### WHAT IS ASKED:
Would you copy out the whole listing exactly as given?

### RECORDS TO PROCESS:
● ● ●
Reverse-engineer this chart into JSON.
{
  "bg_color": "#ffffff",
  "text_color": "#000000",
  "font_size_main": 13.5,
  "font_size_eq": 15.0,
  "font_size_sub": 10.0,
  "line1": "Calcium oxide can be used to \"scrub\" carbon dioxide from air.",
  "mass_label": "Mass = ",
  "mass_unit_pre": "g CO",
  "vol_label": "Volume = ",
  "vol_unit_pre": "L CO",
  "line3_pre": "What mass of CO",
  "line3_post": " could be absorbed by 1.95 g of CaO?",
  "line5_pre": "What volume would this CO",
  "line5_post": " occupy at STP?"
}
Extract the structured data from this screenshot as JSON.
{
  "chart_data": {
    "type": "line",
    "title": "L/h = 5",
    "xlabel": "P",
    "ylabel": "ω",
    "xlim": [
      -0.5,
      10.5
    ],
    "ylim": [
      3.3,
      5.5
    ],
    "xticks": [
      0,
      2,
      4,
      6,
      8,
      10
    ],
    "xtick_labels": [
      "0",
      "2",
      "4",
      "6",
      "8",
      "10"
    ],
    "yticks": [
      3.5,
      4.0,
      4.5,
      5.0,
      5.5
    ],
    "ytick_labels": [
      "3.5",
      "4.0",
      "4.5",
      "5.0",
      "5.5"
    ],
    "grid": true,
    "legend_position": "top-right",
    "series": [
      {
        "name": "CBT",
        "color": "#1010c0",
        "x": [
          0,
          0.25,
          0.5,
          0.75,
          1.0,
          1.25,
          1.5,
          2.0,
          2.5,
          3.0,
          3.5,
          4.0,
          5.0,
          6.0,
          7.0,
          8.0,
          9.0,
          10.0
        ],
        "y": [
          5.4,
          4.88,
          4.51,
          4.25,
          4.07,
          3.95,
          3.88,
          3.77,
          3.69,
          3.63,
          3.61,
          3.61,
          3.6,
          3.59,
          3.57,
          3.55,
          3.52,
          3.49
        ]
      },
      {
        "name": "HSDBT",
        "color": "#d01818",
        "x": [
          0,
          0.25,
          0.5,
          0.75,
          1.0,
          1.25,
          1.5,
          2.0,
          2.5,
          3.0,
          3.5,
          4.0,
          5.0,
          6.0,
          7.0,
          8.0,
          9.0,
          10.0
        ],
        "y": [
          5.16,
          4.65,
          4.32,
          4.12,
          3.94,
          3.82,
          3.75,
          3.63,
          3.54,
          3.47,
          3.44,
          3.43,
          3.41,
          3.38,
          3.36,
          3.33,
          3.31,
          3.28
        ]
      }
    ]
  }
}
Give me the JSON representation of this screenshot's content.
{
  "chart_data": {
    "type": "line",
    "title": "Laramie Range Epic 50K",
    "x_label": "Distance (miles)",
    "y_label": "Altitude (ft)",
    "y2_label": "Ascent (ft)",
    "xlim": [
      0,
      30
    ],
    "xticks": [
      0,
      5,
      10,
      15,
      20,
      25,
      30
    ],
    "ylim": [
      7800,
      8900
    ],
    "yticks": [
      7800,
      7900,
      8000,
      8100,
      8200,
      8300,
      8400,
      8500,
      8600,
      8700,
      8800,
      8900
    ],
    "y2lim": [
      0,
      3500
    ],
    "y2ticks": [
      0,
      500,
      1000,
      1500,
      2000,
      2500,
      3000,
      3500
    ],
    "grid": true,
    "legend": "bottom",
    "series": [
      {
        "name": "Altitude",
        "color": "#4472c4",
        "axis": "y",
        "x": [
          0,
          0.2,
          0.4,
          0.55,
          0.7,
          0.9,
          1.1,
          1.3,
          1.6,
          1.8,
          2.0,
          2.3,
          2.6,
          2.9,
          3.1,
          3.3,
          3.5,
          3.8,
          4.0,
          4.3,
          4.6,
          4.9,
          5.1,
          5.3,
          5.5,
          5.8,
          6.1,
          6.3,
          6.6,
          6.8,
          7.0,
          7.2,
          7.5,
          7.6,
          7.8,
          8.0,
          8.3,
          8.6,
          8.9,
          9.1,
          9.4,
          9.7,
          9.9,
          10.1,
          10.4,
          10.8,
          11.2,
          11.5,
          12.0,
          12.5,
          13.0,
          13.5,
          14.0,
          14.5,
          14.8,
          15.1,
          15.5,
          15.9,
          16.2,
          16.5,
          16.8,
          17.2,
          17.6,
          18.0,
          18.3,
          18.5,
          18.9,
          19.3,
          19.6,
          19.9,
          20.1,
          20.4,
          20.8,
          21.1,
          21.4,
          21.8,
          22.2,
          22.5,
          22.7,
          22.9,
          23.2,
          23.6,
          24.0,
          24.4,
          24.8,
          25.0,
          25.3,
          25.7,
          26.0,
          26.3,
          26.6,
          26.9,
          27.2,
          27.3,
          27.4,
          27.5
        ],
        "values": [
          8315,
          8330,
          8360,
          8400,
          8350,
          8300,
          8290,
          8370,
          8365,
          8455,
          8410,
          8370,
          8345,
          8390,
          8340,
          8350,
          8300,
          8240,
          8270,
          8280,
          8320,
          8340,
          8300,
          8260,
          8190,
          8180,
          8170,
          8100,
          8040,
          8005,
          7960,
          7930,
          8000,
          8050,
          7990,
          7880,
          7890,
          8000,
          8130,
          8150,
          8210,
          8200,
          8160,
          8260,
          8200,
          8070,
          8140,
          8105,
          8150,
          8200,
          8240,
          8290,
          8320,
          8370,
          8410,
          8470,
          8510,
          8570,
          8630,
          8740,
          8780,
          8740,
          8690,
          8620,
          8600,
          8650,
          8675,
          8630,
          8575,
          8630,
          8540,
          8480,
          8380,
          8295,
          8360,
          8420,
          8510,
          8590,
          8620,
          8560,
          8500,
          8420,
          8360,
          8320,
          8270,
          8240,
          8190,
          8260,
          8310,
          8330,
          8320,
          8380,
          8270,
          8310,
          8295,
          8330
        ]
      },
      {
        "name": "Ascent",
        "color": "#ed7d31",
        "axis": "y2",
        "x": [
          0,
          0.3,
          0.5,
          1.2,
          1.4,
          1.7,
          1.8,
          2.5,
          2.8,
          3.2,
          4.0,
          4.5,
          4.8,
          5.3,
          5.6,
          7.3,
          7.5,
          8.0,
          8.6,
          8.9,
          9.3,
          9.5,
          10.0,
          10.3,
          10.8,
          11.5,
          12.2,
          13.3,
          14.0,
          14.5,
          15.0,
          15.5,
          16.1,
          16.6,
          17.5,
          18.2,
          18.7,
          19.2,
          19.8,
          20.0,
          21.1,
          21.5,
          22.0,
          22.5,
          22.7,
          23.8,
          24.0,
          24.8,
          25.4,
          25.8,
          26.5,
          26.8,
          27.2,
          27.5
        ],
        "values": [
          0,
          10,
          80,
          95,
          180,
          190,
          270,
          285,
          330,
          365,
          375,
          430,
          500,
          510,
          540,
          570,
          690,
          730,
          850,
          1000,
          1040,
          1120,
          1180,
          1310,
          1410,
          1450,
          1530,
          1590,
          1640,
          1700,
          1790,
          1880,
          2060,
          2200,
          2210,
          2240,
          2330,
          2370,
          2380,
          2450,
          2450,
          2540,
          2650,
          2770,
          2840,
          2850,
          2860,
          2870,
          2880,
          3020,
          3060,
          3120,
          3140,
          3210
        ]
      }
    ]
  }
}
● ● ●
### RESULT FOR THIS TASK:
Reverse-engineer this chart into JSON.
{
  "bg_color": "#ffffff",
  "text_color": "#000000",
  "font_size_main": 13.5,
  "font_size_eq": 15.0,
  "font_size_sub": 10.0,
  "line1": "Calcium oxide can be used to \"scrub\" carbon dioxide from air.",
  "mass_label": "Mass = ",
  "mass_unit_pre": "g CO",
  "vol_label": "Volume = ",
  "vol_unit_pre": "L CO",
  "line3_pre": "What mass of CO",
  "line3_post": " could be absorbed by 1.95 g of CaO?",
  "line5_pre": "What volume would this CO",
  "line5_post": " occupy at STP?"
}
Extract the structured data from this screenshot as JSON.
{
  "chart_data": {
    "type": "line",
    "title": "L/h = 5",
    "xlabel": "P",
    "ylabel": "ω",
    "xlim": [
      -0.5,
      10.5
    ],
    "ylim": [
      3.3,
      5.5
    ],
    "xticks": [
      0,
      2,
      4,
      6,
      8,
      10
    ],
    "xtick_labels": [
      "0",
      "2",
      "4",
      "6",
      "8",
      "10"
    ],
    "yticks": [
      3.5,
      4.0,
      4.5,
      5.0,
      5.5
    ],
    "ytick_labels": [
      "3.5",
      "4.0",
      "4.5",
      "5.0",
      "5.5"
    ],
    "grid": true,
    "legend_position": "top-right",
    "series": [
      {
        "name": "CBT",
        "color": "#1010c0",
        "x": [
          0,
          0.25,
          0.5,
          0.75,
          1.0,
          1.25,
          1.5,
          2.0,
          2.5,
          3.0,
          3.5,
          4.0,
          5.0,
          6.0,
          7.0,
          8.0,
          9.0,
          10.0
        ],
        "y": [
          5.4,
          4.88,
          4.51,
          4.25,
          4.07,
          3.95,
          3.88,
          3.77,
          3.69,
          3.63,
          3.61,
          3.61,
          3.6,
          3.59,
          3.57,
          3.55,
          3.52,
          3.49
        ]
      },
      {
        "name": "HSDBT",
        "color": "#d01818",
        "x": [
          0,
          0.25,
          0.5,
          0.75,
          1.0,
          1.25,
          1.5,
          2.0,
          2.5,
          3.0,
          3.5,
          4.0,
          5.0,
          6.0,
          7.0,
          8.0,
          9.0,
          10.0
        ],
        "y": [
          5.16,
          4.65,
          4.32,
          4.12,
          3.94,
          3.82,
          3.75,
          3.63,
          3.54,
          3.47,
          3.44,
          3.43,
          3.41,
          3.38,
          3.36,
          3.33,
          3.31,
          3.28
        ]
      }
    ]
  }
}
Give me the JSON representation of this screenshot's content.
{
  "chart_data": {
    "type": "line",
    "title": "Laramie Range Epic 50K",
    "x_label": "Distance (miles)",
    "y_label": "Altitude (ft)",
    "y2_label": "Ascent (ft)",
    "xlim": [
      0,
      30
    ],
    "xticks": [
      0,
      5,
      10,
      15,
      20,
      25,
      30
    ],
    "ylim": [
      7800,
      8900
    ],
    "yticks": [
      7800,
      7900,
      8000,
      8100,
      8200,
      8300,
      8400,
      8500,
      8600,
      8700,
      8800,
      8900
    ],
    "y2lim": [
      0,
      3500
    ],
    "y2ticks": [
      0,
      500,
      1000,
      1500,
      2000,
      2500,
      3000,
      3500
    ],
    "grid": true,
    "legend": "bottom",
    "series": [
      {
        "name": "Altitude",
        "color": "#4472c4",
        "axis": "y",
        "x": [
          0,
          0.2,
          0.4,
          0.55,
          0.7,
          0.9,
          1.1,
          1.3,
          1.6,
          1.8,
          2.0,
          2.3,
          2.6,
          2.9,
          3.1,
          3.3,
          3.5,
          3.8,
          4.0,
          4.3,
          4.6,
          4.9,
          5.1,
          5.3,
          5.5,
          5.8,
          6.1,
          6.3,
          6.6,
          6.8,
          7.0,
          7.2,
          7.5,
          7.6,
          7.8,
          8.0,
          8.3,
          8.6,
          8.9,
          9.1,
          9.4,
          9.7,
          9.9,
          10.1,
          10.4,
          10.8,
          11.2,
          11.5,
          12.0,
          12.5,
          13.0,
          13.5,
          14.0,
          14.5,
          14.8,
          15.1,
          15.5,
          15.9,
          16.2,
          16.5,
          16.8,
          17.2,
          17.6,
          18.0,
          18.3,
          18.5,
          18.9,
          19.3,
          19.6,
          19.9,
          20.1,
          20.4,
          20.8,
          21.1,
          21.4,
          21.8,
          22.2,
          22.5,
          22.7,
          22.9,
          23.2,
          23.6,
          24.0,
          24.4,
          24.8,
          25.0,
          25.3,
          25.7,
          26.0,
          26.3,
          26.6,
          26.9,
          27.2,
          27.3,
          27.4,
          27.5
        ],
        "values": [
          8315,
          8330,
          8360,
          8400,
          8350,
          8300,
          8290,
          8370,
          8365,
          8455,
          8410,
          8370,
          8345,
          8390,
          8340,
          8350,
          8300,
          8240,
          8270,
          8280,
          8320,
          8340,
          8300,
          8260,
          8190,
          8180,
          8170,
          8100,
          8040,
          8005,
          7960,
          7930,
          8000,
          8050,
          7990,
          7880,
          7890,
          8000,
          8130,
          8150,
          8210,
          8200,
          8160,
          8260,
          8200,
          8070,
          8140,
          8105,
          8150,
          8200,
          8240,
          8290,
          8320,
          8370,
          8410,
          8470,
          8510,
          8570,
          8630,
          8740,
          8780,
          8740,
          8690,
          8620,
          8600,
          8650,
          8675,
          8630,
          8575,
          8630,
          8540,
          8480,
          8380,
          8295,
          8360,
          8420,
          8510,
          8590,
          8620,
          8560,
          8500,
          8420,
          8360,
          8320,
          8270,
          8240,
          8190,
          8260,
          8310,
          8330,
          8320,
          8380,
          8270,
          8310,
          8295,
          8330
        ]
      },
      {
        "name": "Ascent",
        "color": "#ed7d31",
        "axis": "y2",
        "x": [
          0,
          0.3,
          0.5,
          1.2,
          1.4,
          1.7,
          1.8,
          2.5,
          2.8,
          3.2,
          4.0,
          4.5,
          4.8,
          5.3,
          5.6,
          7.3,
          7.5,
          8.0,
          8.6,
          8.9,
          9.3,
          9.5,
          10.0,
          10.3,
          10.8,
          11.5,
          12.2,
          13.3,
          14.0,
          14.5,
          15.0,
          15.5,
          16.1,
          16.6,
          17.5,
          18.2,
          18.7,
          19.2,
          19.8,
          20.0,
          21.1,
          21.5,
          22.0,
          22.5,
          22.7,
          23.8,
          24.0,
          24.8,
          25.4,
          25.8,
          26.5,
          26.8,
          27.2,
          27.5
        ],
        "values": [
          0,
          10,
          80,
          95,
          180,
          190,
          270,
          285,
          330,
          365,
          375,
          430,
          500,
          510,
          540,
          570,
          690,
          730,
          850,
          1000,
          1040,
          1120,
          1180,
          1310,
          1410,
          1450,
          1530,
          1590,
          1640,
          1700,
          1790,
          1880,
          2060,
          2200,
          2210,
          2240,
          2330,
          2370,
          2380,
          2450,
          2450,
          2540,
          2650,
          2770,
          2840,
          2850,
          2860,
          2870,
          2880,
          3020,
          3060,
          3120,
          3140,
          3210
        ]
      }
    ]
  }
}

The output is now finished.